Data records
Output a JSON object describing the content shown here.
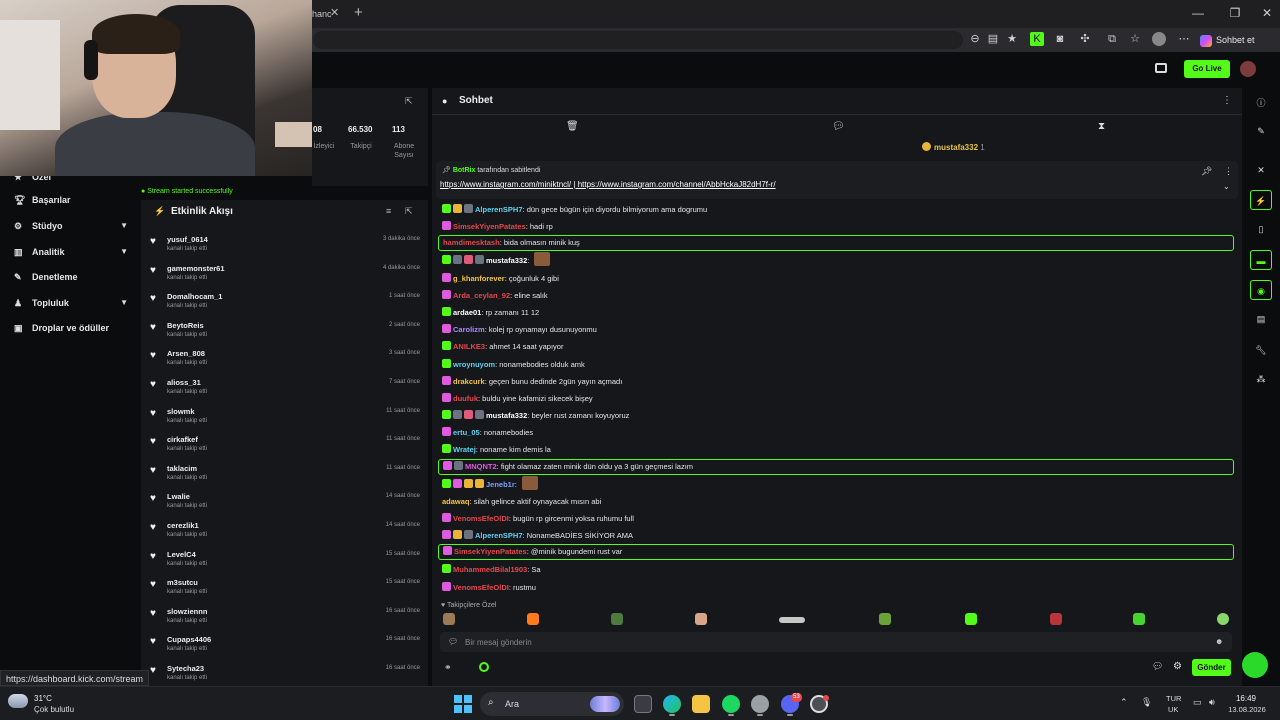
{
  "browser": {
    "tab_title": "hanc",
    "url_hint": "",
    "sohbet_label": "Sohbet et"
  },
  "kick_header": {
    "go_live": "Go Live"
  },
  "sidebar": {
    "items": [
      {
        "label": "Özel",
        "icon": "star-icon",
        "has_chevron": false
      },
      {
        "label": "Başarılar",
        "icon": "trophy-icon",
        "has_chevron": false
      },
      {
        "label": "Stüdyo",
        "icon": "gear-icon",
        "has_chevron": true
      },
      {
        "label": "Analitik",
        "icon": "chart-icon",
        "has_chevron": true
      },
      {
        "label": "Denetleme",
        "icon": "wrench-icon",
        "has_chevron": false
      },
      {
        "label": "Topluluk",
        "icon": "users-icon",
        "has_chevron": true
      },
      {
        "label": "Droplar ve ödüller",
        "icon": "gift-icon",
        "has_chevron": false
      }
    ]
  },
  "stats": {
    "items": [
      {
        "value": "08",
        "label": "İzleyici"
      },
      {
        "value": "66.530",
        "label": "Takipçi"
      },
      {
        "value": "113",
        "label": "Abone Sayısı"
      }
    ],
    "toast": "Stream started successfully"
  },
  "feed": {
    "title": "Etkinlik Akışı",
    "subtitle": "kanalı takip etti",
    "rows": [
      {
        "name": "yusuf_0614",
        "time": "3 dakika önce"
      },
      {
        "name": "gamemonster61",
        "time": "4 dakika önce"
      },
      {
        "name": "Domalhocam_1",
        "time": "1 saat önce"
      },
      {
        "name": "BeytoReis",
        "time": "2 saat önce"
      },
      {
        "name": "Arsen_808",
        "time": "3 saat önce"
      },
      {
        "name": "alioss_31",
        "time": "7 saat önce"
      },
      {
        "name": "slowmk",
        "time": "11 saat önce"
      },
      {
        "name": "cirkafkef",
        "time": "11 saat önce"
      },
      {
        "name": "taklacim",
        "time": "11 saat önce"
      },
      {
        "name": "Lwalie",
        "time": "14 saat önce"
      },
      {
        "name": "cerezlik1",
        "time": "14 saat önce"
      },
      {
        "name": "LevelC4",
        "time": "15 saat önce"
      },
      {
        "name": "m3sutcu",
        "time": "15 saat önce"
      },
      {
        "name": "slowziennn",
        "time": "16 saat önce"
      },
      {
        "name": "Cupaps4406",
        "time": "16 saat önce"
      },
      {
        "name": "Sytecha23",
        "time": "16 saat önce"
      }
    ]
  },
  "status_url": "https://dashboard.kick.com/stream",
  "chat": {
    "title": "Sohbet",
    "gifter": {
      "name": "mustafa332",
      "count": "1"
    },
    "pinned": {
      "by_user": "BotRix",
      "by_suffix": " tarafından sabitlendi",
      "link1": "https://www.instagram.com/miniktncl/",
      "separator": " | ",
      "link2": "https://www.instagram.com/channel/AbbHckaJ82dH7f-r/"
    },
    "messages": [
      {
        "user": "AlperenSPH7",
        "color": "#5fd3f3",
        "text": "dün gece bügün için diyordu bilmiyorum ama dogrumu",
        "badges": [
          "#53fc18",
          "#e8b43a",
          "#6b7280"
        ],
        "hl": false,
        "emote": false
      },
      {
        "user": "SimsekYiyenPatates",
        "color": "#e5484d",
        "text": "hadi rp",
        "badges": [
          "#e05adf"
        ],
        "hl": false,
        "emote": false
      },
      {
        "user": "hamdimesktash",
        "color": "#e5484d",
        "text": "bida olmasın minik kuş",
        "badges": [],
        "hl": true,
        "emote": false
      },
      {
        "user": "mustafa332",
        "color": "#ffffff",
        "text": "",
        "badges": [
          "#53fc18",
          "#6b7280",
          "#e05a7a",
          "#6b7280"
        ],
        "hl": false,
        "emote": true
      },
      {
        "user": "g_khanforever",
        "color": "#f4c542",
        "text": "çoğunluk 4 gibi",
        "badges": [
          "#e05adf"
        ],
        "hl": false,
        "emote": false
      },
      {
        "user": "Arda_ceylan_92",
        "color": "#e5484d",
        "text": "eline salık",
        "badges": [
          "#e05adf"
        ],
        "hl": false,
        "emote": false
      },
      {
        "user": "ardae01",
        "color": "#ffffff",
        "text": "rp zamanı 11 12",
        "badges": [
          "#53fc18"
        ],
        "hl": false,
        "emote": false
      },
      {
        "user": "Carolizm",
        "color": "#a78bfa",
        "text": "kolej rp oynamayı dusunuyonmu",
        "badges": [
          "#e05adf"
        ],
        "hl": false,
        "emote": false
      },
      {
        "user": "ANILKE3",
        "color": "#e5484d",
        "text": "ahmet 14 saat yapıyor",
        "badges": [
          "#53fc18"
        ],
        "hl": false,
        "emote": false
      },
      {
        "user": "wroynuyom",
        "color": "#5fd3f3",
        "text": "nonamebodies olduk amk",
        "badges": [
          "#53fc18"
        ],
        "hl": false,
        "emote": false
      },
      {
        "user": "drakcurk",
        "color": "#f4c542",
        "text": "geçen bunu dedinde 2gün yayın açmadı",
        "badges": [
          "#e05adf"
        ],
        "hl": false,
        "emote": false
      },
      {
        "user": "duufuk",
        "color": "#e5484d",
        "text": "buldu yine kafamizi sikecek bişey",
        "badges": [
          "#e05adf"
        ],
        "hl": false,
        "emote": false
      },
      {
        "user": "mustafa332",
        "color": "#ffffff",
        "text": "beyler rust zamanı koyuyoruz",
        "badges": [
          "#53fc18",
          "#6b7280",
          "#e05a7a",
          "#6b7280"
        ],
        "hl": false,
        "emote": false
      },
      {
        "user": "ertu_05",
        "color": "#5fd3f3",
        "text": "nonamebodies",
        "badges": [
          "#e05adf"
        ],
        "hl": false,
        "emote": false
      },
      {
        "user": "Wratej",
        "color": "#5fd3f3",
        "text": "noname kim demis la",
        "badges": [
          "#53fc18"
        ],
        "hl": false,
        "emote": false
      },
      {
        "user": "MNQNT2",
        "color": "#e05adf",
        "text": "fight olamaz zaten minik dün oldu ya 3 gün geçmesi lazım",
        "badges": [
          "#e05adf",
          "#6b7280"
        ],
        "hl": true,
        "emote": false
      },
      {
        "user": "Jeneb1r",
        "color": "#7aa2ff",
        "text": "",
        "badges": [
          "#53fc18",
          "#e05adf",
          "#e8b43a",
          "#e8b43a"
        ],
        "hl": false,
        "emote": true
      },
      {
        "user": "adawaq",
        "color": "#f4c542",
        "text": "silah gelince aktif oynayacak mısın abi",
        "badges": [],
        "hl": false,
        "emote": false
      },
      {
        "user": "VenomsEfeOlDI",
        "color": "#e5484d",
        "text": "bugün rp gircenmi yoksa ruhumu full",
        "badges": [
          "#e05adf"
        ],
        "hl": false,
        "emote": false
      },
      {
        "user": "AlperenSPH7",
        "color": "#5fd3f3",
        "text": "NonameBADİES SİKİYOR AMA",
        "badges": [
          "#e05adf",
          "#e8b43a",
          "#6b7280"
        ],
        "hl": false,
        "emote": false
      },
      {
        "user": "SimsekYiyenPatates",
        "color": "#e5484d",
        "text": "@minik bugundemi rust var",
        "badges": [
          "#e05adf"
        ],
        "hl": true,
        "emote": false
      },
      {
        "user": "MuhammedBilal1903",
        "color": "#e5484d",
        "text": "Sa",
        "badges": [
          "#53fc18"
        ],
        "hl": false,
        "emote": false
      },
      {
        "user": "VenomsEfeOlDI",
        "color": "#e5484d",
        "text": "rustmu",
        "badges": [
          "#e05adf"
        ],
        "hl": false,
        "emote": false
      }
    ],
    "followers_only": "Takipçilere Özel",
    "input_placeholder": "Bir mesaj gönderin",
    "send_label": "Gönder"
  },
  "taskbar": {
    "temp": "31°C",
    "weather": "Çok bulutlu",
    "search_label": "Ara",
    "lang1": "TUR",
    "lang2": "UK",
    "time": "16:49",
    "date": "13.08.2026",
    "discord_badge": "53"
  }
}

(PROBLEM) Locate the word "nonamebodies" in the records and collect each line it appears in.

(FULL RESPONSE)
        "text": "nonamebodies olduk amk",
        "text": "nonamebodies",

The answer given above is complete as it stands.